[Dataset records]
________
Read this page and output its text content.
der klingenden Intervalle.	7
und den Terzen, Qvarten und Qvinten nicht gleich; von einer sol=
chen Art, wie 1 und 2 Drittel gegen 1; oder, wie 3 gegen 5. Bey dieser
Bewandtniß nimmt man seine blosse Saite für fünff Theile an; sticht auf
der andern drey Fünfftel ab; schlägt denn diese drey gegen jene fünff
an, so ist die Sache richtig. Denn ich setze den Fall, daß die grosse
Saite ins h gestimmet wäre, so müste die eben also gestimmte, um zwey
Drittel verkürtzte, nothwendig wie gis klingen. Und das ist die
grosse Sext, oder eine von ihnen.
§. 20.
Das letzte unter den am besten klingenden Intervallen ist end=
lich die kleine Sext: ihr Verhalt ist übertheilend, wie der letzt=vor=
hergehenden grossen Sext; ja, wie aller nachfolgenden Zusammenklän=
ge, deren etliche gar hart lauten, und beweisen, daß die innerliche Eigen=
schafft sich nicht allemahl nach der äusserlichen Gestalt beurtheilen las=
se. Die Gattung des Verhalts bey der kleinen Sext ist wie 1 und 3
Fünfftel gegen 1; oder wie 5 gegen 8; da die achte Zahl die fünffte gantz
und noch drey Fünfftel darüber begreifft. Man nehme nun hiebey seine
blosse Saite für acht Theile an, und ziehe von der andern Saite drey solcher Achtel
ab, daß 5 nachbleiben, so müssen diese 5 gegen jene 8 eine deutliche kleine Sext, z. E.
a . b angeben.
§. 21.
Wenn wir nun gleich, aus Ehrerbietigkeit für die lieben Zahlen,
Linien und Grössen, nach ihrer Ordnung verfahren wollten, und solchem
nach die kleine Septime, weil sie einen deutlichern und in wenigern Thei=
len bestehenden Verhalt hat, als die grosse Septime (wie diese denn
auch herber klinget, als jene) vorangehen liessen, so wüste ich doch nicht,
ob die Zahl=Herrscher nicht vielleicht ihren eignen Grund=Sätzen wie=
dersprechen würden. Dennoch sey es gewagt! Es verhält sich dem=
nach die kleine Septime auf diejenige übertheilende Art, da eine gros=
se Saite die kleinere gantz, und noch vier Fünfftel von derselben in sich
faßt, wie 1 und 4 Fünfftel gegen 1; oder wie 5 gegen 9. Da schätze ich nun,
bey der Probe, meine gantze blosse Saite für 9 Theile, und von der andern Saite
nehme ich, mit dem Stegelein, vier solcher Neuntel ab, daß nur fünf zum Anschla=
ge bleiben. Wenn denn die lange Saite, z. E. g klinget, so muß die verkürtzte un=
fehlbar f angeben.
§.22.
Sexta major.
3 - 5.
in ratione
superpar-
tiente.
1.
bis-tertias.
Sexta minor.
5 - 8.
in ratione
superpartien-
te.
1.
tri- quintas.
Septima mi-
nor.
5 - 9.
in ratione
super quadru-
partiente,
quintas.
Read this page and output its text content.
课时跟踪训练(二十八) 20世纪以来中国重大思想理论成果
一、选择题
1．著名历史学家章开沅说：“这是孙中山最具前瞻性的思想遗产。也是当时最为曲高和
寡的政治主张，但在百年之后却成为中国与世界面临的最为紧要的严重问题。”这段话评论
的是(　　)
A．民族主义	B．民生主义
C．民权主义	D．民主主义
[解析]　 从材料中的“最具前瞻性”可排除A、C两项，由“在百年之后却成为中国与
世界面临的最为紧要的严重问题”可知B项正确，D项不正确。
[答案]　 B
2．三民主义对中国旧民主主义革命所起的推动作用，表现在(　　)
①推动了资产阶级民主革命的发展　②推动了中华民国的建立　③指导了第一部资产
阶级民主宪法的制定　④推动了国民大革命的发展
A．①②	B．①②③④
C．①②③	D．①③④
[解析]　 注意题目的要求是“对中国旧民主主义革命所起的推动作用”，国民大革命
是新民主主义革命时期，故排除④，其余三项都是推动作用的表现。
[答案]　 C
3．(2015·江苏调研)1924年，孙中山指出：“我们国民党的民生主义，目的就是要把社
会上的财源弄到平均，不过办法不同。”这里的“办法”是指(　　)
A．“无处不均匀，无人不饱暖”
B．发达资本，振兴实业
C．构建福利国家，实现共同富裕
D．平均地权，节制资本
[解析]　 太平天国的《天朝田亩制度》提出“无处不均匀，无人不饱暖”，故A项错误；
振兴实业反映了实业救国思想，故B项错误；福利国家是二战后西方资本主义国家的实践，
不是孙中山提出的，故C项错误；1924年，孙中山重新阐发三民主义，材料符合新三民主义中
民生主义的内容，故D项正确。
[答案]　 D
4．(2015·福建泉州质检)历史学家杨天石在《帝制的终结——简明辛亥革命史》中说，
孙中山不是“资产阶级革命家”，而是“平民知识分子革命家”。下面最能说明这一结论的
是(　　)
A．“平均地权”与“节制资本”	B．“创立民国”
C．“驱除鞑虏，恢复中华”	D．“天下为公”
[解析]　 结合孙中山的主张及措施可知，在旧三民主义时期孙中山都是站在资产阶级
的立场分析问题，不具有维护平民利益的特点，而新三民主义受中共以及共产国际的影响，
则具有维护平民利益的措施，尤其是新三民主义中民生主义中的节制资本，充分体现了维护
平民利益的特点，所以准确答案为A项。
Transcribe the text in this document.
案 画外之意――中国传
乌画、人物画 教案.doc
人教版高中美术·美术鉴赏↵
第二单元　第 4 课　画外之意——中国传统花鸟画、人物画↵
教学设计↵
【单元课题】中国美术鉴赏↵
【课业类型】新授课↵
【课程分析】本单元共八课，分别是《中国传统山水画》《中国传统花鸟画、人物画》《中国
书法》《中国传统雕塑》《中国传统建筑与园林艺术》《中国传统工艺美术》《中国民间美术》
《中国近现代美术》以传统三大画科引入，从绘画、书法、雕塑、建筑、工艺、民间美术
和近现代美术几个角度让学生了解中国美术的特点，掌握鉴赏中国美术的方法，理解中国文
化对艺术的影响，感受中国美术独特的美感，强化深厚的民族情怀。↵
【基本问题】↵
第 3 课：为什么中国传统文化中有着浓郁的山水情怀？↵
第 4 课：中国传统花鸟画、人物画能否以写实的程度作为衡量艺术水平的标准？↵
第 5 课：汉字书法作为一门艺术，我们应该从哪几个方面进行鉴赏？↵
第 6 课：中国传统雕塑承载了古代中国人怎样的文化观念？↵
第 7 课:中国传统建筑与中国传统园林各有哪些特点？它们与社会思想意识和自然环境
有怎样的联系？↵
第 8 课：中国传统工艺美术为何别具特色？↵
________
● **JOB**
Go back to the listing above and please repeat it exactly.

● **FULL SOLUTION**
Read this page and output its text content.
der klingenden Intervalle.	7
und den Terzen, Qvarten und Qvinten nicht gleich; von einer sol=
chen Art, wie 1 und 2 Drittel gegen 1; oder, wie 3 gegen 5. Bey dieser
Bewandtniß nimmt man seine blosse Saite für fünff Theile an; sticht auf
der andern drey Fünfftel ab; schlägt denn diese drey gegen jene fünff
an, so ist die Sache richtig. Denn ich setze den Fall, daß die grosse
Saite ins h gestimmet wäre, so müste die eben also gestimmte, um zwey
Drittel verkürtzte, nothwendig wie gis klingen. Und das ist die
grosse Sext, oder eine von ihnen.
§. 20.
Das letzte unter den am besten klingenden Intervallen ist end=
lich die kleine Sext: ihr Verhalt ist übertheilend, wie der letzt=vor=
hergehenden grossen Sext; ja, wie aller nachfolgenden Zusammenklän=
ge, deren etliche gar hart lauten, und beweisen, daß die innerliche Eigen=
schafft sich nicht allemahl nach der äusserlichen Gestalt beurtheilen las=
se. Die Gattung des Verhalts bey der kleinen Sext ist wie 1 und 3
Fünfftel gegen 1; oder wie 5 gegen 8; da die achte Zahl die fünffte gantz
und noch drey Fünfftel darüber begreifft. Man nehme nun hiebey seine
blosse Saite für acht Theile an, und ziehe von der andern Saite drey solcher Achtel
ab, daß 5 nachbleiben, so müssen diese 5 gegen jene 8 eine deutliche kleine Sext, z. E.
a . b angeben.
§. 21.
Wenn wir nun gleich, aus Ehrerbietigkeit für die lieben Zahlen,
Linien und Grössen, nach ihrer Ordnung verfahren wollten, und solchem
nach die kleine Septime, weil sie einen deutlichern und in wenigern Thei=
len bestehenden Verhalt hat, als die grosse Septime (wie diese denn
auch herber klinget, als jene) vorangehen liessen, so wüste ich doch nicht,
ob die Zahl=Herrscher nicht vielleicht ihren eignen Grund=Sätzen wie=
dersprechen würden. Dennoch sey es gewagt! Es verhält sich dem=
nach die kleine Septime auf diejenige übertheilende Art, da eine gros=
se Saite die kleinere gantz, und noch vier Fünfftel von derselben in sich
faßt, wie 1 und 4 Fünfftel gegen 1; oder wie 5 gegen 9. Da schätze ich nun,
bey der Probe, meine gantze blosse Saite für 9 Theile, und von der andern Saite
nehme ich, mit dem Stegelein, vier solcher Neuntel ab, daß nur fünf zum Anschla=
ge bleiben. Wenn denn die lange Saite, z. E. g klinget, so muß die verkürtzte un=
fehlbar f angeben.
§.22.
Sexta major.
3 - 5.
in ratione
superpar-
tiente.
1.
bis-tertias.
Sexta minor.
5 - 8.
in ratione
superpartien-
te.
1.
tri- quintas.
Septima mi-
nor.
5 - 9.
in ratione
super quadru-
partiente,
quintas.
Read this page and output its text content.
课时跟踪训练(二十八) 20世纪以来中国重大思想理论成果
一、选择题
1．著名历史学家章开沅说：“这是孙中山最具前瞻性的思想遗产。也是当时最为曲高和
寡的政治主张，但在百年之后却成为中国与世界面临的最为紧要的严重问题。”这段话评论
的是(　　)
A．民族主义	B．民生主义
C．民权主义	D．民主主义
[解析]　 从材料中的“最具前瞻性”可排除A、C两项，由“在百年之后却成为中国与
世界面临的最为紧要的严重问题”可知B项正确，D项不正确。
[答案]　 B
2．三民主义对中国旧民主主义革命所起的推动作用，表现在(　　)
①推动了资产阶级民主革命的发展　②推动了中华民国的建立　③指导了第一部资产
阶级民主宪法的制定　④推动了国民大革命的发展
A．①②	B．①②③④
C．①②③	D．①③④
[解析]　 注意题目的要求是“对中国旧民主主义革命所起的推动作用”，国民大革命
是新民主主义革命时期，故排除④，其余三项都是推动作用的表现。
[答案]　 C
3．(2015·江苏调研)1924年，孙中山指出：“我们国民党的民生主义，目的就是要把社
会上的财源弄到平均，不过办法不同。”这里的“办法”是指(　　)
A．“无处不均匀，无人不饱暖”
B．发达资本，振兴实业
C．构建福利国家，实现共同富裕
D．平均地权，节制资本
[解析]　 太平天国的《天朝田亩制度》提出“无处不均匀，无人不饱暖”，故A项错误；
振兴实业反映了实业救国思想，故B项错误；福利国家是二战后西方资本主义国家的实践，
不是孙中山提出的，故C项错误；1924年，孙中山重新阐发三民主义，材料符合新三民主义中
民生主义的内容，故D项正确。
[答案]　 D
4．(2015·福建泉州质检)历史学家杨天石在《帝制的终结——简明辛亥革命史》中说，
孙中山不是“资产阶级革命家”，而是“平民知识分子革命家”。下面最能说明这一结论的
是(　　)
A．“平均地权”与“节制资本”	B．“创立民国”
C．“驱除鞑虏，恢复中华”	D．“天下为公”
[解析]　 结合孙中山的主张及措施可知，在旧三民主义时期孙中山都是站在资产阶级
的立场分析问题，不具有维护平民利益的特点，而新三民主义受中共以及共产国际的影响，
则具有维护平民利益的措施，尤其是新三民主义中民生主义中的节制资本，充分体现了维护
平民利益的特点，所以准确答案为A项。
Transcribe the text in this document.
案 画外之意――中国传
乌画、人物画 教案.doc
人教版高中美术·美术鉴赏↵
第二单元　第 4 课　画外之意——中国传统花鸟画、人物画↵
教学设计↵
【单元课题】中国美术鉴赏↵
【课业类型】新授课↵
【课程分析】本单元共八课，分别是《中国传统山水画》《中国传统花鸟画、人物画》《中国
书法》《中国传统雕塑》《中国传统建筑与园林艺术》《中国传统工艺美术》《中国民间美术》
《中国近现代美术》以传统三大画科引入，从绘画、书法、雕塑、建筑、工艺、民间美术
和近现代美术几个角度让学生了解中国美术的特点，掌握鉴赏中国美术的方法，理解中国文
化对艺术的影响，感受中国美术独特的美感，强化深厚的民族情怀。↵
【基本问题】↵
第 3 课：为什么中国传统文化中有着浓郁的山水情怀？↵
第 4 课：中国传统花鸟画、人物画能否以写实的程度作为衡量艺术水平的标准？↵
第 5 课：汉字书法作为一门艺术，我们应该从哪几个方面进行鉴赏？↵
第 6 课：中国传统雕塑承载了古代中国人怎样的文化观念？↵
第 7 课:中国传统建筑与中国传统园林各有哪些特点？它们与社会思想意识和自然环境
有怎样的联系？↵
第 8 课：中国传统工艺美术为何别具特色？↵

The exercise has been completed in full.